Look through the material that follows and show every line with the string "heading".

··········

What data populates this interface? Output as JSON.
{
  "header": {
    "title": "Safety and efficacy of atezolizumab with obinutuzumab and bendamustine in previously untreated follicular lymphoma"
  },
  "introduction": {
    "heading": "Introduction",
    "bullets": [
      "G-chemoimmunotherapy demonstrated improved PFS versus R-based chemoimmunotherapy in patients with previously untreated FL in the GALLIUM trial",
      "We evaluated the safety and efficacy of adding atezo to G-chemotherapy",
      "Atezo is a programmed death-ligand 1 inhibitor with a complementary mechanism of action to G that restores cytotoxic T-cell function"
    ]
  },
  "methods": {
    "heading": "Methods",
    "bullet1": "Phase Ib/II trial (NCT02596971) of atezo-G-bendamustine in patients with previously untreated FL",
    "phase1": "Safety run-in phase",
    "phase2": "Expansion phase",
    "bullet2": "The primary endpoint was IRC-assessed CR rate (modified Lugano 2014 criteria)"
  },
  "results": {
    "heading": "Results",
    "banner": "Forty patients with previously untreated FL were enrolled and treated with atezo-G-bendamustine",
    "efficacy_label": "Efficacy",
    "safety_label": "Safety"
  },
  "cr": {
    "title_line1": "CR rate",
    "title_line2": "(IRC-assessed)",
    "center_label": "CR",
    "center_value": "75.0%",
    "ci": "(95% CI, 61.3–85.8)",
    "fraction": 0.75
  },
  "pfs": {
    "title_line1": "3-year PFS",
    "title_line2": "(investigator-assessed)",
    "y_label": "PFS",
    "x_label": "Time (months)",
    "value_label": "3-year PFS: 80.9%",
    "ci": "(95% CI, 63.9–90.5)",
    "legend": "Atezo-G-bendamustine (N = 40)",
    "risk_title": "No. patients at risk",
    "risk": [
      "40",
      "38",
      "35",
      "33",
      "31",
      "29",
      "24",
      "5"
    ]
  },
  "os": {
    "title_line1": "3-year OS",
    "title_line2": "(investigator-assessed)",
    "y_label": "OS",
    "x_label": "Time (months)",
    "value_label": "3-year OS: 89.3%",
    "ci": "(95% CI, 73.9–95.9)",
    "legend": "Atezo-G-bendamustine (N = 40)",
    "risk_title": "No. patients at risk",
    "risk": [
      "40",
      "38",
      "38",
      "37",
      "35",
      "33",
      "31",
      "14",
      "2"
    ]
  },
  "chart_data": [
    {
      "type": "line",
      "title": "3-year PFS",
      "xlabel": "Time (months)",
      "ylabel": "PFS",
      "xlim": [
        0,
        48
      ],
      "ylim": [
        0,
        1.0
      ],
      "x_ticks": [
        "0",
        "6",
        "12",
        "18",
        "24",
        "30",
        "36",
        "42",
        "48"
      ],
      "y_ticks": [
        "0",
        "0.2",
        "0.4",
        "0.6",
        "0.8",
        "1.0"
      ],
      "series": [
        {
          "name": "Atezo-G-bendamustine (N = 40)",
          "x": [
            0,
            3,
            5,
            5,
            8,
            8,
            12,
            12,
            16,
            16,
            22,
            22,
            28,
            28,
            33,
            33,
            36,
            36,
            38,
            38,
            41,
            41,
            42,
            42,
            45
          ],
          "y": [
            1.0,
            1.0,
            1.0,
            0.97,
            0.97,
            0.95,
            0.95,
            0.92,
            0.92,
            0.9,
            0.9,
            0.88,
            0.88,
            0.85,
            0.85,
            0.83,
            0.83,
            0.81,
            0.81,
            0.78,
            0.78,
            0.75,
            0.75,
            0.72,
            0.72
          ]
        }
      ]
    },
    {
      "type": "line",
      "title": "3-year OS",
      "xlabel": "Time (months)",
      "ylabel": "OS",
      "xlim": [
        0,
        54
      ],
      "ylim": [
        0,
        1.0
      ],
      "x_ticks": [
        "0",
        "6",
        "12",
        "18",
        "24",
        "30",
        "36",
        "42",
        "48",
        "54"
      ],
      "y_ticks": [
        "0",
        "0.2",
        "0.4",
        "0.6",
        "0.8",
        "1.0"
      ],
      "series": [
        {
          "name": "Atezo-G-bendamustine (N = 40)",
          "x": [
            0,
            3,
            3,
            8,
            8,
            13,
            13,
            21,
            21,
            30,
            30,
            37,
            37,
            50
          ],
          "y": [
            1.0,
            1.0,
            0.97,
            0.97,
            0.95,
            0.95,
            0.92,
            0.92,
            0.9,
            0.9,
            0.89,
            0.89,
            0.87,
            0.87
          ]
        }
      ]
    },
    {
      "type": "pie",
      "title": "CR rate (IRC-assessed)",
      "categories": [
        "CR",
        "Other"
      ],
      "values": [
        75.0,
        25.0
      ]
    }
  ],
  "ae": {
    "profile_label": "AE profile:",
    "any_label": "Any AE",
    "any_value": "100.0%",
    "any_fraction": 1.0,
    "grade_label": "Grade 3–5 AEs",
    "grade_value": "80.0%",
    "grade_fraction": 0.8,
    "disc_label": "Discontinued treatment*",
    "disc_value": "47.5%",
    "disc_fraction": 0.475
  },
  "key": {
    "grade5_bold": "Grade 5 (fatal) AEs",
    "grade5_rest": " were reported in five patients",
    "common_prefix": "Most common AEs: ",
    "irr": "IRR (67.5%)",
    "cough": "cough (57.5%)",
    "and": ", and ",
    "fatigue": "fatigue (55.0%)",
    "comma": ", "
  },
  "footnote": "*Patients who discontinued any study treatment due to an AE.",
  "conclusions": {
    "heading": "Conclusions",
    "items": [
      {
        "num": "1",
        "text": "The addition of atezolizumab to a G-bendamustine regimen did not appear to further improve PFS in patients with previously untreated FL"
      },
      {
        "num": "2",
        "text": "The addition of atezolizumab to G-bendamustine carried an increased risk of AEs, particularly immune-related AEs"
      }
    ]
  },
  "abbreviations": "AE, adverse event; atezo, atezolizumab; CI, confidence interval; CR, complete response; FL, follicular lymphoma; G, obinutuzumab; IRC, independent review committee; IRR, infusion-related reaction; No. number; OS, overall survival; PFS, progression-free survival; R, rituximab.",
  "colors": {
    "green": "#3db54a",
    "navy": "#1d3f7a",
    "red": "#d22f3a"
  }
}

··········

* **Reply**:
    "heading": "Introduction",
    "heading": "Methods",
    "heading": "Results",
    "heading": "Conclusions",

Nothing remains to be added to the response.